### STATED TASK
Gather the lines below that include the string "Resistance", copying each in full.

### ENTRIES PROVIDED

□ □ □ □

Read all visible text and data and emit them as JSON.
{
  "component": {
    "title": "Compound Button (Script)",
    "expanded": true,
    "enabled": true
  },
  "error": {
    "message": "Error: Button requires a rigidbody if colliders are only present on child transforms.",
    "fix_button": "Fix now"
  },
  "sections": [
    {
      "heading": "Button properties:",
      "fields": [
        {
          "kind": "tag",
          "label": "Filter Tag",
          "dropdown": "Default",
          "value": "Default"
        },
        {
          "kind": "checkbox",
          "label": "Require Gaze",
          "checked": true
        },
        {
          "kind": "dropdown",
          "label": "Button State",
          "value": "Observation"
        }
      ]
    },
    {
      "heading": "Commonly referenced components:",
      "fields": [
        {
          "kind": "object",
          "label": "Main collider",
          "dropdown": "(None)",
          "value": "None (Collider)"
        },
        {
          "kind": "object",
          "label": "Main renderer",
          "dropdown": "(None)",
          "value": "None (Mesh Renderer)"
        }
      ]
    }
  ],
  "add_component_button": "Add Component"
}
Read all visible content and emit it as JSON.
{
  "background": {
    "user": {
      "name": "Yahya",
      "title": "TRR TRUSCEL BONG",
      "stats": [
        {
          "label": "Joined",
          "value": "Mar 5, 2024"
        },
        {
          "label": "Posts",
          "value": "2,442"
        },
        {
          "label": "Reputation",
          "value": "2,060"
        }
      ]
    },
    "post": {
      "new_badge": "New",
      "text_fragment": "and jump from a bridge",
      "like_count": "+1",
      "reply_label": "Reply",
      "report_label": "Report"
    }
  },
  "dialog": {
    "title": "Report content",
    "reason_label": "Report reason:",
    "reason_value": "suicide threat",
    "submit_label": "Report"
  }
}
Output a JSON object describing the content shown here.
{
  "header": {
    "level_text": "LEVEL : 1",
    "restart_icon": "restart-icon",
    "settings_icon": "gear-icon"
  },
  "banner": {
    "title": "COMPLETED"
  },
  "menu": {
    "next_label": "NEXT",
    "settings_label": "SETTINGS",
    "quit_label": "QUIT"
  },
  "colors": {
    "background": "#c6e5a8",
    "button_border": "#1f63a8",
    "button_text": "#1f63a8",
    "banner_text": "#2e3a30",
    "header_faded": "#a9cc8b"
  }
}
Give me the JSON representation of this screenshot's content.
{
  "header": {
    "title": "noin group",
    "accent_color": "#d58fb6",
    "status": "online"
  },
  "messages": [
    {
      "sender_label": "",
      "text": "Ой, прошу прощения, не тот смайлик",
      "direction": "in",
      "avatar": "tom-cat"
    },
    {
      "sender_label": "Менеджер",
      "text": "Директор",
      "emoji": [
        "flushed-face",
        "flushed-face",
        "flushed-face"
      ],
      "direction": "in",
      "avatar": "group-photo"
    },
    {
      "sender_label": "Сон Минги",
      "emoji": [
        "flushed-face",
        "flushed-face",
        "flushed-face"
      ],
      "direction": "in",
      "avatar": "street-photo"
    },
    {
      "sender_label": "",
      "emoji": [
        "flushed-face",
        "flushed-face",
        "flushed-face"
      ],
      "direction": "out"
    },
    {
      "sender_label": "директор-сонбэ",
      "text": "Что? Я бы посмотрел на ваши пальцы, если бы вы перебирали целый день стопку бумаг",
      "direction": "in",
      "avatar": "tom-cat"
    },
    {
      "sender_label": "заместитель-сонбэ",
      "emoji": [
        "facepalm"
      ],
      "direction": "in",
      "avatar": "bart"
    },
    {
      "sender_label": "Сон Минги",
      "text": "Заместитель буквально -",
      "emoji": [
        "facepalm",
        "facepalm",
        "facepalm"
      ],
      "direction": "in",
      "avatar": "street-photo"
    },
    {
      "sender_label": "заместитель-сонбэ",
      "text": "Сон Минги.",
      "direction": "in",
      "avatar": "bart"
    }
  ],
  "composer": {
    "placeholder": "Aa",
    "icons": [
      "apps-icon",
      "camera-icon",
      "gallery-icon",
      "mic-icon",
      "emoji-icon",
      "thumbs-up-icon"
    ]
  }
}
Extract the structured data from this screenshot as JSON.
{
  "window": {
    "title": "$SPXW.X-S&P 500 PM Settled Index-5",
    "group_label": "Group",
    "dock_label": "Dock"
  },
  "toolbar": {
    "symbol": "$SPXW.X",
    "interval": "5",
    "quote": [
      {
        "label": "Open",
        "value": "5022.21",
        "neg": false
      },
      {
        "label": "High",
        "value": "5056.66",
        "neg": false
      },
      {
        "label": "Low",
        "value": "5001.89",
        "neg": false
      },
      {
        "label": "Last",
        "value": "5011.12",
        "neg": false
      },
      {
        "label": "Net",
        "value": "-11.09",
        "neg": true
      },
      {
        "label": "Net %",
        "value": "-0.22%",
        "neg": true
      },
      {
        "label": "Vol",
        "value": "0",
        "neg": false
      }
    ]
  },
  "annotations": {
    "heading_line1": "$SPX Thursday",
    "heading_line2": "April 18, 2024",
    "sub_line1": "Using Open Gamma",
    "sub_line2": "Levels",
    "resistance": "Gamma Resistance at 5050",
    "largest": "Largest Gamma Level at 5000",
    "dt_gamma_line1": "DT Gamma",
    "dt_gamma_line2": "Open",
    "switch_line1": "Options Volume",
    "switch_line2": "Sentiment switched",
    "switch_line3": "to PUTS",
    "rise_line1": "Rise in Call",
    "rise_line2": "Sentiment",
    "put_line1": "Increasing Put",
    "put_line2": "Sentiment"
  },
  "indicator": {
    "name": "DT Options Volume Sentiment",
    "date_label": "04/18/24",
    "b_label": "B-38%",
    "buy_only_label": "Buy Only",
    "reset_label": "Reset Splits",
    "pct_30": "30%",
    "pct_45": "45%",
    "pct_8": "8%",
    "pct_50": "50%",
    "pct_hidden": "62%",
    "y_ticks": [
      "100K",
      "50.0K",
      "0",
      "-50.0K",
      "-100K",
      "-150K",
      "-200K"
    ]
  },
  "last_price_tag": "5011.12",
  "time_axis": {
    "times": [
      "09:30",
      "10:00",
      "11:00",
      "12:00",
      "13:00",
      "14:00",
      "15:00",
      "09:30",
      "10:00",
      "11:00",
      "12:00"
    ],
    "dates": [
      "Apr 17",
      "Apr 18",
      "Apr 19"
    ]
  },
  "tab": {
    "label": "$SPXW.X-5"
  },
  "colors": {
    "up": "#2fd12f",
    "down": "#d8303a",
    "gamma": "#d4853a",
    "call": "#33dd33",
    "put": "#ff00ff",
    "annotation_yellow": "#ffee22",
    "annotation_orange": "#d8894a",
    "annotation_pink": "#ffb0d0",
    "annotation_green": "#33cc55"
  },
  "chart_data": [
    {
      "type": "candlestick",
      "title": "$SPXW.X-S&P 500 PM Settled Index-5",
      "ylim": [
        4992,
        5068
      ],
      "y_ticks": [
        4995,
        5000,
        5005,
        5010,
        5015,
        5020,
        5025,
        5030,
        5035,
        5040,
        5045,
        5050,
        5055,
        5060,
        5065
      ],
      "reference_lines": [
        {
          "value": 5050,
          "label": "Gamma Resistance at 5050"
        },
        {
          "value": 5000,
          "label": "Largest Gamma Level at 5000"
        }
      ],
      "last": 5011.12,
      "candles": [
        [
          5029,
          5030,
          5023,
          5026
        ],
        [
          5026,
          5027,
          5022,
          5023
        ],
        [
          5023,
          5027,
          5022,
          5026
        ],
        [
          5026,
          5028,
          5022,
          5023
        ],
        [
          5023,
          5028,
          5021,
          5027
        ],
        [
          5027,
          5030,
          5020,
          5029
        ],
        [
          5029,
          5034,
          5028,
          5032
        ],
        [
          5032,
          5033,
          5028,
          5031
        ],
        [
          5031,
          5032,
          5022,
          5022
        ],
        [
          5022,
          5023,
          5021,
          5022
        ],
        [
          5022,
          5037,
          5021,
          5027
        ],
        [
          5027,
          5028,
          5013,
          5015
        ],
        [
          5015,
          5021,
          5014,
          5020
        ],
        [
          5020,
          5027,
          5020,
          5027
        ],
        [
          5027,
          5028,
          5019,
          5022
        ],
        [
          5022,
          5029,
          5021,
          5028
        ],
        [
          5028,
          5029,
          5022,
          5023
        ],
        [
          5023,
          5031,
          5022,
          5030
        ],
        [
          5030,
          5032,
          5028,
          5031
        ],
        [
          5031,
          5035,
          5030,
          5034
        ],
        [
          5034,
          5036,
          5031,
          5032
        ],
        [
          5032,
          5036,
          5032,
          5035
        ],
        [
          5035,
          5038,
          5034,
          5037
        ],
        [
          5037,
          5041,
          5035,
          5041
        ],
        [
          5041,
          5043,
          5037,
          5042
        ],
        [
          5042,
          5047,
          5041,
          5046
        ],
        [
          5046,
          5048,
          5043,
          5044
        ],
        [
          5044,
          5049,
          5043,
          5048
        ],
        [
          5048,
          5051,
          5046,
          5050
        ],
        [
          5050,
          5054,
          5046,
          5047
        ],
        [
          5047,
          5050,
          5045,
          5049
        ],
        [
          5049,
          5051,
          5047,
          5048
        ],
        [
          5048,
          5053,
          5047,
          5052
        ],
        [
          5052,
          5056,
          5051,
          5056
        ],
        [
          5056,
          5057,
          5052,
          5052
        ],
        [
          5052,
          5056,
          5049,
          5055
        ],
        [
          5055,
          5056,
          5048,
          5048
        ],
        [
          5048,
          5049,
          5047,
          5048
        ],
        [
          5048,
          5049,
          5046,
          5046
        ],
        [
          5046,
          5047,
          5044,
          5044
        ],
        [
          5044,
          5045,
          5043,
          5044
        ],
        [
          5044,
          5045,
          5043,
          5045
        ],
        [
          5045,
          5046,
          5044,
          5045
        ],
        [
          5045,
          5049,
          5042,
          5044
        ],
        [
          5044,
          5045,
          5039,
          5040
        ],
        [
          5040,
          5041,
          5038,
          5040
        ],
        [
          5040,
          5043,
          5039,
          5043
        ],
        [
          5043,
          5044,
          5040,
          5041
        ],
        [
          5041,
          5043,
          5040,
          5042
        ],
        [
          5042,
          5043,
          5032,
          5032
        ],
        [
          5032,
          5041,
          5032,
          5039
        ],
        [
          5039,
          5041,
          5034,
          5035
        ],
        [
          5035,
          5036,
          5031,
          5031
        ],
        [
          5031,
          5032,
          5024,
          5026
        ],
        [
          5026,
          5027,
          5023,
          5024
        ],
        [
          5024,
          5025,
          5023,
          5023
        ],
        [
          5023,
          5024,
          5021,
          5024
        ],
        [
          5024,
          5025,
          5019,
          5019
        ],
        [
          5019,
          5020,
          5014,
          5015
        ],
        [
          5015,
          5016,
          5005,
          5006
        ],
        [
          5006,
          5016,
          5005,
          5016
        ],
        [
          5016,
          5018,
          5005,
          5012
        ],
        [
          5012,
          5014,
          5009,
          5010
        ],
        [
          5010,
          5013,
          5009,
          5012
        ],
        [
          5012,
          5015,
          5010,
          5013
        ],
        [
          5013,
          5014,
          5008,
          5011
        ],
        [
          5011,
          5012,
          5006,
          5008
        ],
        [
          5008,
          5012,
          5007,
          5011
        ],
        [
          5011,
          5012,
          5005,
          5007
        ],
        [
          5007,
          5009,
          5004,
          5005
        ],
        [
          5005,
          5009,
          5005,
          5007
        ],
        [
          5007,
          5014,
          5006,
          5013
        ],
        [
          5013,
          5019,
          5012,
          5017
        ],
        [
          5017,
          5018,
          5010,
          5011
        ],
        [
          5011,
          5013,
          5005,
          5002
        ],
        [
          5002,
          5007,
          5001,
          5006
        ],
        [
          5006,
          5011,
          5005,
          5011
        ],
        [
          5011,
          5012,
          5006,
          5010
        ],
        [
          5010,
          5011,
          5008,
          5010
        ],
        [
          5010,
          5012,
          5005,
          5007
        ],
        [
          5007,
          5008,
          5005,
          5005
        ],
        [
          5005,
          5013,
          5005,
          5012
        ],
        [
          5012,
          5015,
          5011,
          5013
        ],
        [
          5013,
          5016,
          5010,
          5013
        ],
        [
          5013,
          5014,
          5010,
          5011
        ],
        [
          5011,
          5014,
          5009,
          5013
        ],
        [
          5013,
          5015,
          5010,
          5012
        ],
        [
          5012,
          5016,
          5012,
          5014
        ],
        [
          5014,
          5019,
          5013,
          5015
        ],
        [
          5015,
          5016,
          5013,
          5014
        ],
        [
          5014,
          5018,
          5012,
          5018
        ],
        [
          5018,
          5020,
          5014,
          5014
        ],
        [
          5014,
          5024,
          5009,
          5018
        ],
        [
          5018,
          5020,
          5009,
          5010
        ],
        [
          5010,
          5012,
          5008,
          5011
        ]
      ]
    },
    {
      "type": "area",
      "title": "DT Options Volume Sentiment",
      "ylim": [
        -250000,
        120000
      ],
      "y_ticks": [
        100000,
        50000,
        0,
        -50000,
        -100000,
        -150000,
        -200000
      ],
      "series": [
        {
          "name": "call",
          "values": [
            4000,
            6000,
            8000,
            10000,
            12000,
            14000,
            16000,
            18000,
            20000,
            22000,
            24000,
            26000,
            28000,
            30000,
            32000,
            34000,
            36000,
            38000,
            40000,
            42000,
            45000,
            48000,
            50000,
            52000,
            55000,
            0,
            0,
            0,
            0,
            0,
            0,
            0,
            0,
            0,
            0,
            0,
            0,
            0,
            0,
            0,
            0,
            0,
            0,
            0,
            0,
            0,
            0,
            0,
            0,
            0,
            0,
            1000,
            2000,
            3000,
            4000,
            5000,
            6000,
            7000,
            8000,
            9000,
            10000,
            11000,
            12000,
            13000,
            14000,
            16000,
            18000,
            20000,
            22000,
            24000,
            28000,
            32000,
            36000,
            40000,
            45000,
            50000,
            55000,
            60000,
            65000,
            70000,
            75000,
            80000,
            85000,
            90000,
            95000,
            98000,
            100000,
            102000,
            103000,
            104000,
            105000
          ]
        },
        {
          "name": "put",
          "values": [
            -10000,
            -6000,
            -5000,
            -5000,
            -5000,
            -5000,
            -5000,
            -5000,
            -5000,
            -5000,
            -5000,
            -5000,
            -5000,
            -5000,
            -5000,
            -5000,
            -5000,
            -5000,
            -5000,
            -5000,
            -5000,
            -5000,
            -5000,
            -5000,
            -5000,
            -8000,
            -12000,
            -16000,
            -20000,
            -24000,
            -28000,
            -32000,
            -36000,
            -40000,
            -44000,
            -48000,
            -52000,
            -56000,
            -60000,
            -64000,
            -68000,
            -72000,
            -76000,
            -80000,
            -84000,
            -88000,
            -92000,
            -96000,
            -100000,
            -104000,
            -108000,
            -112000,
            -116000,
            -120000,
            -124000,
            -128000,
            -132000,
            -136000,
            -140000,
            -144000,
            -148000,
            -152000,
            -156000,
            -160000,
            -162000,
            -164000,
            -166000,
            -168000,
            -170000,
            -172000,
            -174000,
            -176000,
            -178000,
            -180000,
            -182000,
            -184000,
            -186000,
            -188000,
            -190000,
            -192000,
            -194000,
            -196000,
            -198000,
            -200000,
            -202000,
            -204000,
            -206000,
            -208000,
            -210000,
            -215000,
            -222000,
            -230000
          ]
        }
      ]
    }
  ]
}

□ □ □ □

### EXERCISE OUTPUT
    "resistance": "Gamma Resistance at 5050",
          "label": "Gamma Resistance at 5050"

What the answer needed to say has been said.